● Task objective: Below are some entries. Copy each line that holds the string "Contains".

Data entries for graphics
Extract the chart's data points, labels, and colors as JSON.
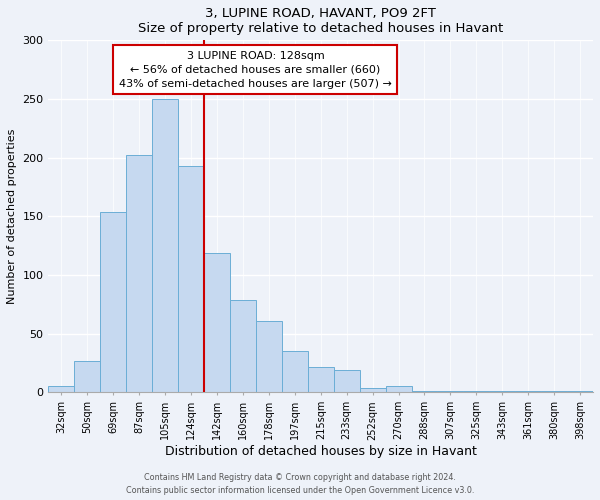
{
  "title": "3, LUPINE ROAD, HAVANT, PO9 2FT",
  "subtitle": "Size of property relative to detached houses in Havant",
  "xlabel": "Distribution of detached houses by size in Havant",
  "ylabel": "Number of detached properties",
  "bar_labels": [
    "32sqm",
    "50sqm",
    "69sqm",
    "87sqm",
    "105sqm",
    "124sqm",
    "142sqm",
    "160sqm",
    "178sqm",
    "197sqm",
    "215sqm",
    "233sqm",
    "252sqm",
    "270sqm",
    "288sqm",
    "307sqm",
    "325sqm",
    "343sqm",
    "361sqm",
    "380sqm",
    "398sqm"
  ],
  "bar_values": [
    5,
    27,
    154,
    202,
    250,
    193,
    119,
    79,
    61,
    35,
    22,
    19,
    4,
    5,
    1,
    1,
    1,
    1,
    1,
    1,
    1
  ],
  "bar_color": "#c6d9f0",
  "bar_edge_color": "#6baed6",
  "ylim": [
    0,
    300
  ],
  "yticks": [
    0,
    50,
    100,
    150,
    200,
    250,
    300
  ],
  "property_line_label": "3 LUPINE ROAD: 128sqm",
  "annotation_line1": "← 56% of detached houses are smaller (660)",
  "annotation_line2": "43% of semi-detached houses are larger (507) →",
  "line_color": "#cc0000",
  "annotation_box_edge": "#cc0000",
  "footer1": "Contains HM Land Registry data © Crown copyright and database right 2024.",
  "footer2": "Contains public sector information licensed under the Open Government Licence v3.0.",
  "background_color": "#eef2f9",
  "plot_bg_color": "#eef2f9"
}
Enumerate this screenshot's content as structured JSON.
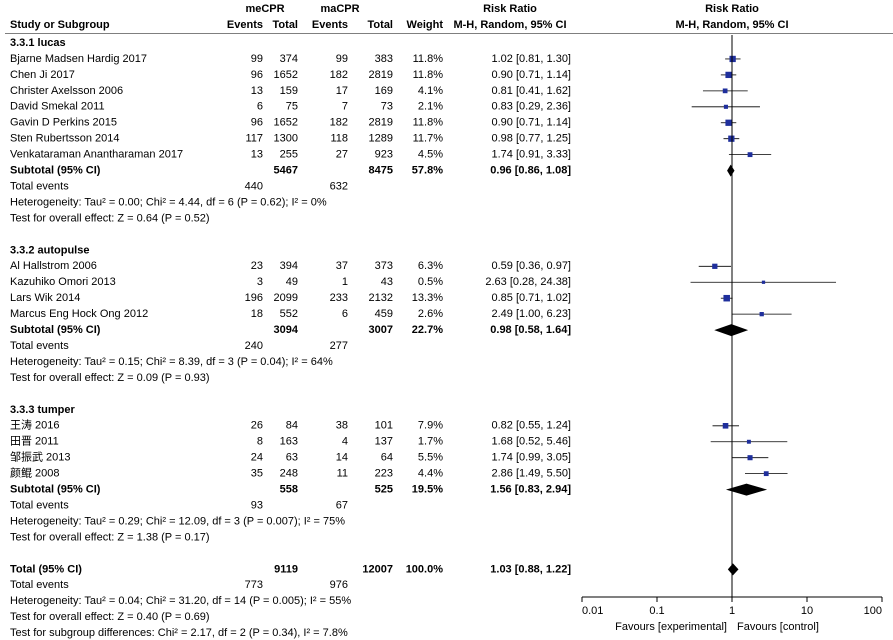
{
  "chart_data": {
    "type": "forest",
    "header": {
      "study": "Study or Subgroup",
      "group1": "meCPR",
      "group2": "maCPR",
      "events": "Events",
      "total": "Total",
      "weight": "Weight",
      "rr_title": "Risk Ratio",
      "rr_method": "M-H, Random, 95% CI"
    },
    "labels": {
      "subtotal": "Subtotal (95% CI)",
      "total_events": "Total events",
      "total": "Total (95% CI)"
    },
    "subgroups": [
      {
        "name": "3.3.1 lucas",
        "studies": [
          {
            "name": "Bjarne Madsen Hardig 2017",
            "e1": 99,
            "n1": 374,
            "e2": 99,
            "n2": 383,
            "weight": 11.8,
            "weight_label": "11.8%",
            "rr": 1.02,
            "lo": 0.81,
            "hi": 1.3,
            "ci_label": "1.02 [0.81, 1.30]"
          },
          {
            "name": "Chen Ji 2017",
            "e1": 96,
            "n1": 1652,
            "e2": 182,
            "n2": 2819,
            "weight": 11.8,
            "weight_label": "11.8%",
            "rr": 0.9,
            "lo": 0.71,
            "hi": 1.14,
            "ci_label": "0.90 [0.71, 1.14]"
          },
          {
            "name": "Christer Axelsson 2006",
            "e1": 13,
            "n1": 159,
            "e2": 17,
            "n2": 169,
            "weight": 4.1,
            "weight_label": "4.1%",
            "rr": 0.81,
            "lo": 0.41,
            "hi": 1.62,
            "ci_label": "0.81 [0.41, 1.62]"
          },
          {
            "name": "David Smekal 2011",
            "e1": 6,
            "n1": 75,
            "e2": 7,
            "n2": 73,
            "weight": 2.1,
            "weight_label": "2.1%",
            "rr": 0.83,
            "lo": 0.29,
            "hi": 2.36,
            "ci_label": "0.83 [0.29, 2.36]"
          },
          {
            "name": "Gavin D Perkins 2015",
            "e1": 96,
            "n1": 1652,
            "e2": 182,
            "n2": 2819,
            "weight": 11.8,
            "weight_label": "11.8%",
            "rr": 0.9,
            "lo": 0.71,
            "hi": 1.14,
            "ci_label": "0.90 [0.71, 1.14]"
          },
          {
            "name": "Sten Rubertsson 2014",
            "e1": 117,
            "n1": 1300,
            "e2": 118,
            "n2": 1289,
            "weight": 11.7,
            "weight_label": "11.7%",
            "rr": 0.98,
            "lo": 0.77,
            "hi": 1.25,
            "ci_label": "0.98 [0.77, 1.25]"
          },
          {
            "name": "Venkataraman Anantharaman 2017",
            "e1": 13,
            "n1": 255,
            "e2": 27,
            "n2": 923,
            "weight": 4.5,
            "weight_label": "4.5%",
            "rr": 1.74,
            "lo": 0.91,
            "hi": 3.33,
            "ci_label": "1.74 [0.91, 3.33]"
          }
        ],
        "subtotal": {
          "n1": 5467,
          "n2": 8475,
          "weight": 57.8,
          "weight_label": "57.8%",
          "rr": 0.96,
          "lo": 0.86,
          "hi": 1.08,
          "ci_label": "0.96 [0.86, 1.08]"
        },
        "events": {
          "e1": 440,
          "e2": 632
        },
        "heterogeneity": "Heterogeneity: Tau² = 0.00; Chi² = 4.44, df = 6 (P = 0.62); I² = 0%",
        "overall": "Test for overall effect: Z = 0.64 (P = 0.52)"
      },
      {
        "name": "3.3.2 autopulse",
        "studies": [
          {
            "name": "Al Hallstrom 2006",
            "e1": 23,
            "n1": 394,
            "e2": 37,
            "n2": 373,
            "weight": 6.3,
            "weight_label": "6.3%",
            "rr": 0.59,
            "lo": 0.36,
            "hi": 0.97,
            "ci_label": "0.59 [0.36, 0.97]"
          },
          {
            "name": "Kazuhiko Omori 2013",
            "e1": 3,
            "n1": 49,
            "e2": 1,
            "n2": 43,
            "weight": 0.5,
            "weight_label": "0.5%",
            "rr": 2.63,
            "lo": 0.28,
            "hi": 24.38,
            "ci_label": "2.63 [0.28, 24.38]"
          },
          {
            "name": "Lars Wik 2014",
            "e1": 196,
            "n1": 2099,
            "e2": 233,
            "n2": 2132,
            "weight": 13.3,
            "weight_label": "13.3%",
            "rr": 0.85,
            "lo": 0.71,
            "hi": 1.02,
            "ci_label": "0.85 [0.71, 1.02]"
          },
          {
            "name": "Marcus Eng Hock Ong 2012",
            "e1": 18,
            "n1": 552,
            "e2": 6,
            "n2": 459,
            "weight": 2.6,
            "weight_label": "2.6%",
            "rr": 2.49,
            "lo": 1.0,
            "hi": 6.23,
            "ci_label": "2.49 [1.00, 6.23]"
          }
        ],
        "subtotal": {
          "n1": 3094,
          "n2": 3007,
          "weight": 22.7,
          "weight_label": "22.7%",
          "rr": 0.98,
          "lo": 0.58,
          "hi": 1.64,
          "ci_label": "0.98 [0.58, 1.64]"
        },
        "events": {
          "e1": 240,
          "e2": 277
        },
        "heterogeneity": "Heterogeneity: Tau² = 0.15; Chi² = 8.39, df = 3 (P = 0.04); I² = 64%",
        "overall": "Test for overall effect: Z = 0.09 (P = 0.93)"
      },
      {
        "name": "3.3.3 tumper",
        "studies": [
          {
            "name": "王涛 2016",
            "e1": 26,
            "n1": 84,
            "e2": 38,
            "n2": 101,
            "weight": 7.9,
            "weight_label": "7.9%",
            "rr": 0.82,
            "lo": 0.55,
            "hi": 1.24,
            "ci_label": "0.82 [0.55, 1.24]"
          },
          {
            "name": "田晋 2011",
            "e1": 8,
            "n1": 163,
            "e2": 4,
            "n2": 137,
            "weight": 1.7,
            "weight_label": "1.7%",
            "rr": 1.68,
            "lo": 0.52,
            "hi": 5.46,
            "ci_label": "1.68 [0.52, 5.46]"
          },
          {
            "name": "邹振武 2013",
            "e1": 24,
            "n1": 63,
            "e2": 14,
            "n2": 64,
            "weight": 5.5,
            "weight_label": "5.5%",
            "rr": 1.74,
            "lo": 0.99,
            "hi": 3.05,
            "ci_label": "1.74 [0.99, 3.05]"
          },
          {
            "name": "颜鲲 2008",
            "e1": 35,
            "n1": 248,
            "e2": 11,
            "n2": 223,
            "weight": 4.4,
            "weight_label": "4.4%",
            "rr": 2.86,
            "lo": 1.49,
            "hi": 5.5,
            "ci_label": "2.86 [1.49, 5.50]"
          }
        ],
        "subtotal": {
          "n1": 558,
          "n2": 525,
          "weight": 19.5,
          "weight_label": "19.5%",
          "rr": 1.56,
          "lo": 0.83,
          "hi": 2.94,
          "ci_label": "1.56 [0.83, 2.94]"
        },
        "events": {
          "e1": 93,
          "e2": 67
        },
        "heterogeneity": "Heterogeneity: Tau² = 0.29; Chi² = 12.09, df = 3 (P = 0.007); I² = 75%",
        "overall": "Test for overall effect: Z = 1.38 (P = 0.17)"
      }
    ],
    "total": {
      "n1": 9119,
      "n2": 12007,
      "weight": 100.0,
      "weight_label": "100.0%",
      "rr": 1.03,
      "lo": 0.88,
      "hi": 1.22,
      "ci_label": "1.03 [0.88, 1.22]",
      "events": {
        "e1": 773,
        "e2": 976
      },
      "heterogeneity": "Heterogeneity: Tau² = 0.04; Chi² = 31.20, df = 14 (P = 0.005); I² = 55%",
      "overall": "Test for overall effect: Z = 0.40 (P = 0.69)",
      "subgroup_differences": "Test for subgroup differences: Chi² = 2.17, df = 2 (P = 0.34), I² = 7.8%"
    },
    "plot_title": "Risk Ratio",
    "plot_method": "M-H, Random, 95% CI",
    "xlim": [
      0.01,
      100
    ],
    "xticks": [
      0.01,
      0.1,
      1,
      10,
      100
    ],
    "log_x": true,
    "reference_line": 1,
    "xlabel_left": "Favours [experimental]",
    "xlabel_right": "Favours [control]",
    "marker_color": "#1f2f9c"
  }
}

● Exercise answer:
  "footer1": "Contains HM Land Registry data © Crown copyright and database right 2024.",
  "footer2": "Contains public sector information licensed under the Open Government Licence v3.0.",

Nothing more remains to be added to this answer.